** Start Source passage **

You are viewing a plain text version of this content. The canonical link for it is here.
Posted to issues@madlib.apache.org by "Jingyi Mei (JIRA)" <ji...@apache.org> on 2018/03/23 21:56:00 UTC
[jira] [Commented] (MADLIB-1220) Pre-processing helper function for mini-batching - grouping

    [ https://issues.apache.org/jira/browse/MADLIB-1220?page=com.atlassian.jira.plugin.system.issuetabpanels:comment-tabpanel&focusedCommentId=16412159#comment-16412159 ] 

Jingyi Mei commented on MADLIB-1220:
------------------------------------

For grouping, we proposed the following implementation:
 # when packing rows from source table, we apply partition by grouping_cols for row_number() as row_id and group by row_id while doing matrix_agg, so that we pack the rows separately for different groups with each group has its own row_ids. See this query for more info. https://github.com/apache/madlib/blob/master/src/ports/postgres/modules/utilities/minibatch_preprocessing.py_in#L128
 # apply group by for standardization. In class MiniBatchStandardizer, instead of getting x_mean_str and x_std_dev_str as an array string for the whole dataset, we call a function which saves mean and standard deviation arrays by group in a temp table, and then we call madlib.utils_normalize_data to normalize data by joining the temp table and source table on grouping column.

** End Source passage **

Aim of the exercise: Please continue the comment on grouping for mini-batch preprocessing, picking up right after its last sentence. The entries that follow were gathered from a separate source.

** Start Recorded data **

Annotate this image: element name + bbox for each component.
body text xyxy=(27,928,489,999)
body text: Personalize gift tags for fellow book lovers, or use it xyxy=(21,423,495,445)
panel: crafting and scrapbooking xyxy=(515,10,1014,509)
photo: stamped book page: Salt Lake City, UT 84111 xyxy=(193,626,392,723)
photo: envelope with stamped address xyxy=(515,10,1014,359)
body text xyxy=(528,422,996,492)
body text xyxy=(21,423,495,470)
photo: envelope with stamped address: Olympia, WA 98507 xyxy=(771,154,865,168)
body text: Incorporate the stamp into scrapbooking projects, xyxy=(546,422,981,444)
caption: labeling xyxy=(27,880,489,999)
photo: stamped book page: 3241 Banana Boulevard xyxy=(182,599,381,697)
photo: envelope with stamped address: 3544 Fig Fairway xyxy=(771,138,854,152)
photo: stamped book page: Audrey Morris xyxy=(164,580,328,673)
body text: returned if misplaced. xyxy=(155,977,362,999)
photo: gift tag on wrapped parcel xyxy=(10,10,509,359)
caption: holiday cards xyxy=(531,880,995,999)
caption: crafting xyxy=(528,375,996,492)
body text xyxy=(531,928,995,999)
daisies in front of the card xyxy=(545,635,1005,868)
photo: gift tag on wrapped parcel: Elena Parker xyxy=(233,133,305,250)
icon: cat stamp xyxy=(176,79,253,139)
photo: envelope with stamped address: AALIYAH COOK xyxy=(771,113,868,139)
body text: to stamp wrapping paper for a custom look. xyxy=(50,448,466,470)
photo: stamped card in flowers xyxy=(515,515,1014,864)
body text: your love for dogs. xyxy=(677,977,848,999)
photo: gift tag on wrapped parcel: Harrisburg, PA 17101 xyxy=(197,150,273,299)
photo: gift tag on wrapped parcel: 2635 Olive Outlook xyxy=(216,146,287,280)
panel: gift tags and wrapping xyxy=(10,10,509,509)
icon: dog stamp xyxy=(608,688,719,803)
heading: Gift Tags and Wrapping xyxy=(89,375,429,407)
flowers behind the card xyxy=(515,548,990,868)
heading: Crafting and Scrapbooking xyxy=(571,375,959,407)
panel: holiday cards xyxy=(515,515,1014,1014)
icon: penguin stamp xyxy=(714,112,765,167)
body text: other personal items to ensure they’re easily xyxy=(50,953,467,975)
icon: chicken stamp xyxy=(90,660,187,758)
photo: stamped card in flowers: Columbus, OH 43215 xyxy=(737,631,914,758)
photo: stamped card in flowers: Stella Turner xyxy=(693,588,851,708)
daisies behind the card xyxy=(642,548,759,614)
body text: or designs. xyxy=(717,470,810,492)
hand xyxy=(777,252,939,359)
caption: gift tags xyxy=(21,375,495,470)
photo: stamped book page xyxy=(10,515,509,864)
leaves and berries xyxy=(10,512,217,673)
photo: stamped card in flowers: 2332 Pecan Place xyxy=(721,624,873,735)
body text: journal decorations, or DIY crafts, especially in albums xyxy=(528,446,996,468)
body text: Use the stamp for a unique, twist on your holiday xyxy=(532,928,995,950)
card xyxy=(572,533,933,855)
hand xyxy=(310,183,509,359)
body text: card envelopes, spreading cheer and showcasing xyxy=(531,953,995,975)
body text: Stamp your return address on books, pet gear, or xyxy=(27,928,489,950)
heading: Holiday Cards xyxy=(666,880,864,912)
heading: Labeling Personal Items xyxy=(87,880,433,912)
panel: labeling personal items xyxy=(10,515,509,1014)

** End Recorded data **

Solved exercise:
 # Because the temp table mentioned in step 2 contains all the info we need for standardization output table, we decided to make it a permanent table instead of temp, so that when calling grouping we don't need to create standardization output table again by doing another table scan. See this line for more info. https://github.com/apache/madlib/blob/master/src/ports/postgres/modules/convex/utils_regularization.py_in#L107

> Pre-processing helper function for mini-batching - grouping 
> ------------------------------------------------------------
>
>                 Key: MADLIB-1220
>                 URL: https://issues.apache.org/jira/browse/MADLIB-1220
>             Project: Apache MADlib
>          Issue Type: New Feature
>          Components: Module: Utilities
>            Reporter: Nikhil
>            Assignee: Nikhil
>            Priority: Major
>             Fix For: v1.14
>
>
> Related to
>  https://issues.apache.org/jira/browse/MADLIB-1200
> Story
> {{As a}}
>  data scientist
>  {{I want to}}
>  add grouping to mini-batch pre-process
>  {{so that}}
>  I can handle groups with a single operation.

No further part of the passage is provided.